▶ _GIVEN DATA_:

==*==

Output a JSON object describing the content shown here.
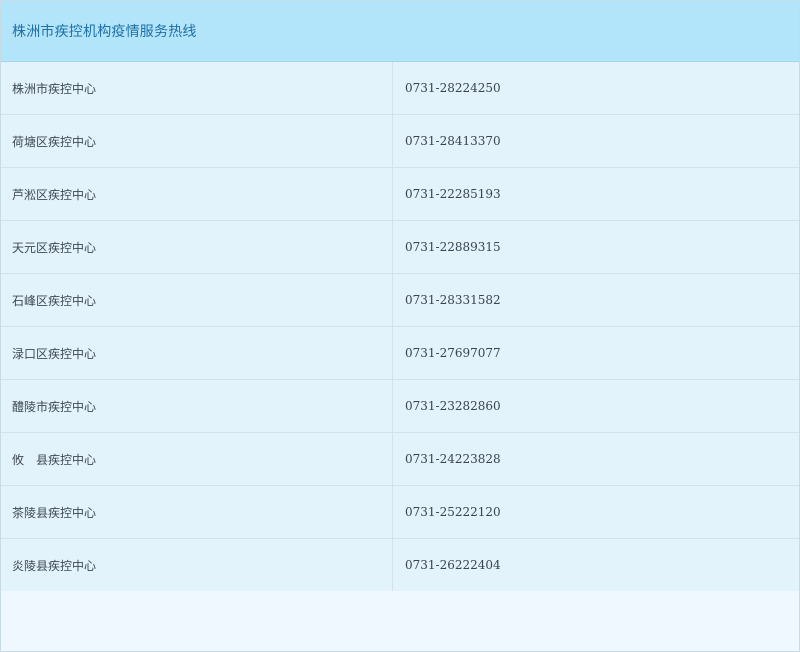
{
  "header": {
    "title": "株洲市疾控机构疫情服务热线"
  },
  "table": {
    "rows": [
      {
        "name": "株洲市疾控中心",
        "phone": "0731-28224250"
      },
      {
        "name": "荷塘区疾控中心",
        "phone": "0731-28413370"
      },
      {
        "name": "芦淞区疾控中心",
        "phone": "0731-22285193"
      },
      {
        "name": "天元区疾控中心",
        "phone": "0731-22889315"
      },
      {
        "name": "石峰区疾控中心",
        "phone": "0731-28331582"
      },
      {
        "name": "渌口区疾控中心",
        "phone": "0731-27697077"
      },
      {
        "name": "醴陵市疾控中心",
        "phone": "0731-23282860"
      },
      {
        "name": "攸　县疾控中心",
        "phone": "0731-24223828"
      },
      {
        "name": "茶陵县疾控中心",
        "phone": "0731-25222120"
      },
      {
        "name": "炎陵县疾控中心",
        "phone": "0731-26222404"
      }
    ]
  },
  "colors": {
    "header_bg": "#b2e4fa",
    "header_text": "#1f6fa8",
    "row_bg": "#e2f3fc",
    "footer_bg": "#eef8fe"
  }
}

==*==

▶ _STATED GOAL_:
Pictures are not part of the copy; reproduce everything else in the records exactly.

▶ _FINISHED EXERCISE_:
Output a JSON object describing the content shown here.
{
  "header": {
    "title": "株洲市疾控机构疫情服务热线"
  },
  "table": {
    "rows": [
      {
        "name": "株洲市疾控中心",
        "phone": "0731-28224250"
      },
      {
        "name": "荷塘区疾控中心",
        "phone": "0731-28413370"
      },
      {
        "name": "芦淞区疾控中心",
        "phone": "0731-22285193"
      },
      {
        "name": "天元区疾控中心",
        "phone": "0731-22889315"
      },
      {
        "name": "石峰区疾控中心",
        "phone": "0731-28331582"
      },
      {
        "name": "渌口区疾控中心",
        "phone": "0731-27697077"
      },
      {
        "name": "醴陵市疾控中心",
        "phone": "0731-23282860"
      },
      {
        "name": "攸　县疾控中心",
        "phone": "0731-24223828"
      },
      {
        "name": "茶陵县疾控中心",
        "phone": "0731-25222120"
      },
      {
        "name": "炎陵县疾控中心",
        "phone": "0731-26222404"
      }
    ]
  },
  "colors": {
    "header_bg": "#b2e4fa",
    "header_text": "#1f6fa8",
    "row_bg": "#e2f3fc",
    "footer_bg": "#eef8fe"
  }
}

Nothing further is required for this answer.